> **Information given**:
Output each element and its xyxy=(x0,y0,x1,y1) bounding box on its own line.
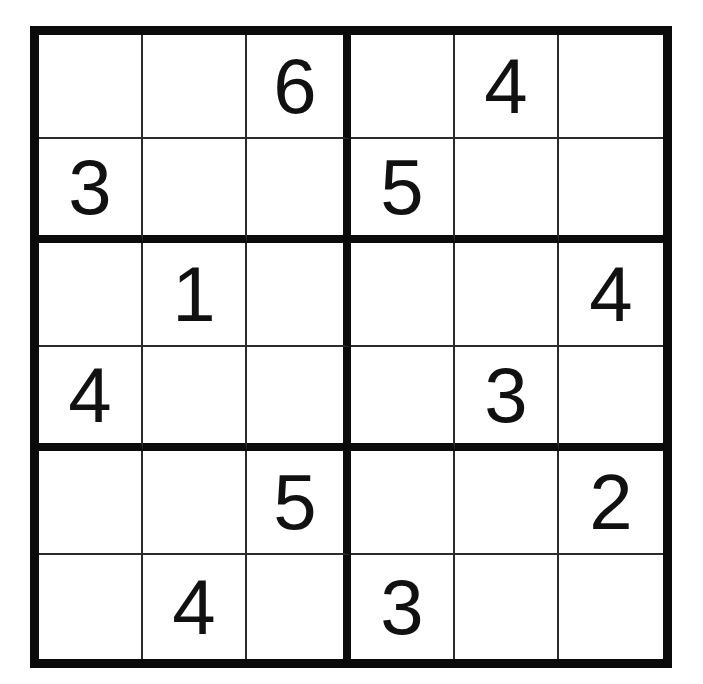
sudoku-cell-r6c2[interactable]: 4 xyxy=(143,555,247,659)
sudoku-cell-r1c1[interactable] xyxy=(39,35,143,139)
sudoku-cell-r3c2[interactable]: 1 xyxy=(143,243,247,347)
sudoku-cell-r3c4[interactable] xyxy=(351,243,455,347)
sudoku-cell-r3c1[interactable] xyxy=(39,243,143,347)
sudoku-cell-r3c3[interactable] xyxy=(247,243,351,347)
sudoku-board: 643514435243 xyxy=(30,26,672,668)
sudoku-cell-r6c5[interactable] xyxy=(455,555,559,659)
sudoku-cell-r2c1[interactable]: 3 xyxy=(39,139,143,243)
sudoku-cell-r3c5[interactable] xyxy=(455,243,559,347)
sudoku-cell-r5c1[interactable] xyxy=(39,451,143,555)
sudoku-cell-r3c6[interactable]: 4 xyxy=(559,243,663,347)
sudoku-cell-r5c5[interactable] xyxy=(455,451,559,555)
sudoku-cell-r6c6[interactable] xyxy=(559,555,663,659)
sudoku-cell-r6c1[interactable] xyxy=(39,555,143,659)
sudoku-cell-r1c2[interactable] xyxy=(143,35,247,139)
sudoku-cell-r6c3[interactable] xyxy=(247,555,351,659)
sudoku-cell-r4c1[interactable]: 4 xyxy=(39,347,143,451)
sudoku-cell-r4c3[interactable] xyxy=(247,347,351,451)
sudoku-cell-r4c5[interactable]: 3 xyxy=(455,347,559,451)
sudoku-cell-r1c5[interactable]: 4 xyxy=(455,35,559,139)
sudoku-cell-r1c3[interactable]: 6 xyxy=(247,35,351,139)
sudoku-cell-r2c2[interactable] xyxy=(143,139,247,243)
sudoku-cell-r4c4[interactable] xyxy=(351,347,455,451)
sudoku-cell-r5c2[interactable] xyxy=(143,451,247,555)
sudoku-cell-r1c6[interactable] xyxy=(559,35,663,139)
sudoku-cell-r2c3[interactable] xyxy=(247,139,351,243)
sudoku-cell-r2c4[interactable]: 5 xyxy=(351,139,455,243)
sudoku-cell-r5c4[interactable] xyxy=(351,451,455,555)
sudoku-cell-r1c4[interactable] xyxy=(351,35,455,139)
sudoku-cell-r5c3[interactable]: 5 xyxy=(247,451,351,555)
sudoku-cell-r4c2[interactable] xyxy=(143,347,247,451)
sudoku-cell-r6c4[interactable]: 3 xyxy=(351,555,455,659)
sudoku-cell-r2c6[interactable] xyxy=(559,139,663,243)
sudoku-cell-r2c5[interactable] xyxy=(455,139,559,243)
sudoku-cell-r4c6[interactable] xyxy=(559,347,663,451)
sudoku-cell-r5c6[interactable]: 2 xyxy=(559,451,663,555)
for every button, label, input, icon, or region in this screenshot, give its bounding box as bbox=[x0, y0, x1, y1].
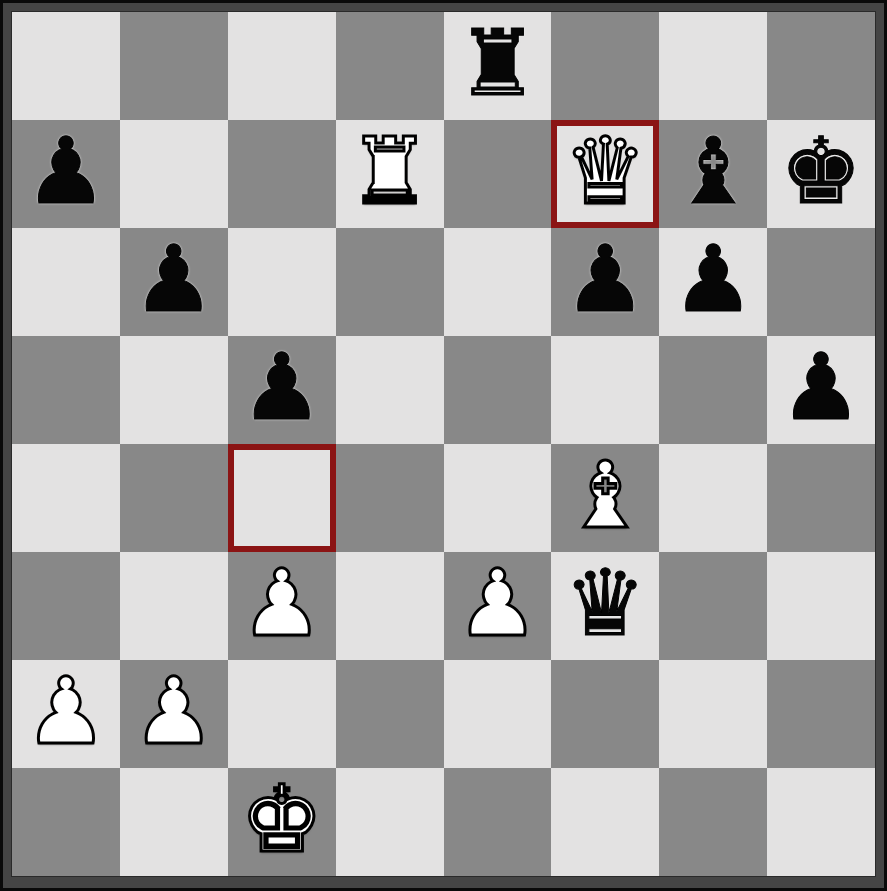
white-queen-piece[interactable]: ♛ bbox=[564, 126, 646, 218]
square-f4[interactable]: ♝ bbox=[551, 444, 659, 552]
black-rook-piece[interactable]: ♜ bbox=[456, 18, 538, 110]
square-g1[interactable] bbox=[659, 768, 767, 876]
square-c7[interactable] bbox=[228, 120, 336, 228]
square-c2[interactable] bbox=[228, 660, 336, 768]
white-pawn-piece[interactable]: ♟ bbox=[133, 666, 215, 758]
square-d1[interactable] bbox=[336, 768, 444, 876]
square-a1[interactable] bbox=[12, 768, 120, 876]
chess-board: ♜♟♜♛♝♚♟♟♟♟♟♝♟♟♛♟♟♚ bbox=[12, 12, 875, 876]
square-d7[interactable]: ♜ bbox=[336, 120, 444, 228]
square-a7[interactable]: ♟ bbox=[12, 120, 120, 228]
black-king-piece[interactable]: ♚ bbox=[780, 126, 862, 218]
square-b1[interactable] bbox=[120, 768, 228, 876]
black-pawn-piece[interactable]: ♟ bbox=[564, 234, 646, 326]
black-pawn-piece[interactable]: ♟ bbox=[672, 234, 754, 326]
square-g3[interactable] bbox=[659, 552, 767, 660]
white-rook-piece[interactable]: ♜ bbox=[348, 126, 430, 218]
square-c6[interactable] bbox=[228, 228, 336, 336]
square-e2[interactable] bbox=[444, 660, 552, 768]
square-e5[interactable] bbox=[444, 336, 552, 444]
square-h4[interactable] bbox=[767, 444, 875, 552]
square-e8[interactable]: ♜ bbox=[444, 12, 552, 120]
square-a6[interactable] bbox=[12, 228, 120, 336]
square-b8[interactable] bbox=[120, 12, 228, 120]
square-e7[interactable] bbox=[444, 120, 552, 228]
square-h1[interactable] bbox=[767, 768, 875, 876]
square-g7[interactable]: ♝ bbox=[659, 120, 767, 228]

> **Short problem**:
Copy every line of the material above word for word, keeping each line's coordinates unchanged. Leave the pictures out of your answer.

> **The output**:
Output each element and its xyxy=(x0,y0,x1,y1) bounding box on its own line.
sudoku-cell-r6c2[interactable]: 4 xyxy=(143,555,247,659)
sudoku-cell-r1c1[interactable] xyxy=(39,35,143,139)
sudoku-cell-r3c2[interactable]: 1 xyxy=(143,243,247,347)
sudoku-cell-r3c4[interactable] xyxy=(351,243,455,347)
sudoku-cell-r3c1[interactable] xyxy=(39,243,143,347)
sudoku-cell-r3c3[interactable] xyxy=(247,243,351,347)
sudoku-board: 643514435243 xyxy=(30,26,672,668)
sudoku-cell-r6c5[interactable] xyxy=(455,555,559,659)
sudoku-cell-r2c1[interactable]: 3 xyxy=(39,139,143,243)
sudoku-cell-r3c5[interactable] xyxy=(455,243,559,347)
sudoku-cell-r5c1[interactable] xyxy=(39,451,143,555)
sudoku-cell-r3c6[interactable]: 4 xyxy=(559,243,663,347)
sudoku-cell-r5c5[interactable] xyxy=(455,451,559,555)
sudoku-cell-r6c6[interactable] xyxy=(559,555,663,659)
sudoku-cell-r6c1[interactable] xyxy=(39,555,143,659)
sudoku-cell-r1c2[interactable] xyxy=(143,35,247,139)
sudoku-cell-r6c3[interactable] xyxy=(247,555,351,659)
sudoku-cell-r4c1[interactable]: 4 xyxy=(39,347,143,451)
sudoku-cell-r4c3[interactable] xyxy=(247,347,351,451)
sudoku-cell-r4c5[interactable]: 3 xyxy=(455,347,559,451)
sudoku-cell-r1c5[interactable]: 4 xyxy=(455,35,559,139)
sudoku-cell-r1c3[interactable]: 6 xyxy=(247,35,351,139)
sudoku-cell-r2c2[interactable] xyxy=(143,139,247,243)
sudoku-cell-r4c4[interactable] xyxy=(351,347,455,451)
sudoku-cell-r5c2[interactable] xyxy=(143,451,247,555)
sudoku-cell-r1c6[interactable] xyxy=(559,35,663,139)
sudoku-cell-r2c3[interactable] xyxy=(247,139,351,243)
sudoku-cell-r2c4[interactable]: 5 xyxy=(351,139,455,243)
sudoku-cell-r5c4[interactable] xyxy=(351,451,455,555)
sudoku-cell-r1c4[interactable] xyxy=(351,35,455,139)
sudoku-cell-r5c3[interactable]: 5 xyxy=(247,451,351,555)
sudoku-cell-r4c2[interactable] xyxy=(143,347,247,451)
sudoku-cell-r6c4[interactable]: 3 xyxy=(351,555,455,659)
sudoku-cell-r2c6[interactable] xyxy=(559,139,663,243)
sudoku-cell-r2c5[interactable] xyxy=(455,139,559,243)
sudoku-cell-r4c6[interactable] xyxy=(559,347,663,451)
sudoku-cell-r5c6[interactable]: 2 xyxy=(559,451,663,555)
for every button, label, input, icon, or region in this screenshot, give its bounding box as bbox=[x0, y0, x1, y1].
white-queen-piece[interactable]: ♛ bbox=[564, 126, 646, 218]
square-f4[interactable]: ♝ bbox=[551, 444, 659, 552]
black-rook-piece[interactable]: ♜ bbox=[456, 18, 538, 110]
square-g1[interactable] bbox=[659, 768, 767, 876]
square-c7[interactable] bbox=[228, 120, 336, 228]
square-c2[interactable] bbox=[228, 660, 336, 768]
white-pawn-piece[interactable]: ♟ bbox=[133, 666, 215, 758]
square-d1[interactable] bbox=[336, 768, 444, 876]
square-a1[interactable] bbox=[12, 768, 120, 876]
chess-board: ♜♟♜♛♝♚♟♟♟♟♟♝♟♟♛♟♟♚ bbox=[12, 12, 875, 876]
square-d7[interactable]: ♜ bbox=[336, 120, 444, 228]
square-a7[interactable]: ♟ bbox=[12, 120, 120, 228]
black-king-piece[interactable]: ♚ bbox=[780, 126, 862, 218]
square-b1[interactable] bbox=[120, 768, 228, 876]
black-pawn-piece[interactable]: ♟ bbox=[564, 234, 646, 326]
black-pawn-piece[interactable]: ♟ bbox=[672, 234, 754, 326]
square-g3[interactable] bbox=[659, 552, 767, 660]
white-rook-piece[interactable]: ♜ bbox=[348, 126, 430, 218]
square-c6[interactable] bbox=[228, 228, 336, 336]
square-e2[interactable] bbox=[444, 660, 552, 768]
square-e5[interactable] bbox=[444, 336, 552, 444]
square-h4[interactable] bbox=[767, 444, 875, 552]
square-e8[interactable]: ♜ bbox=[444, 12, 552, 120]
square-a6[interactable] bbox=[12, 228, 120, 336]
square-b8[interactable] bbox=[120, 12, 228, 120]
square-e7[interactable] bbox=[444, 120, 552, 228]
square-h1[interactable] bbox=[767, 768, 875, 876]
square-g7[interactable]: ♝ bbox=[659, 120, 767, 228]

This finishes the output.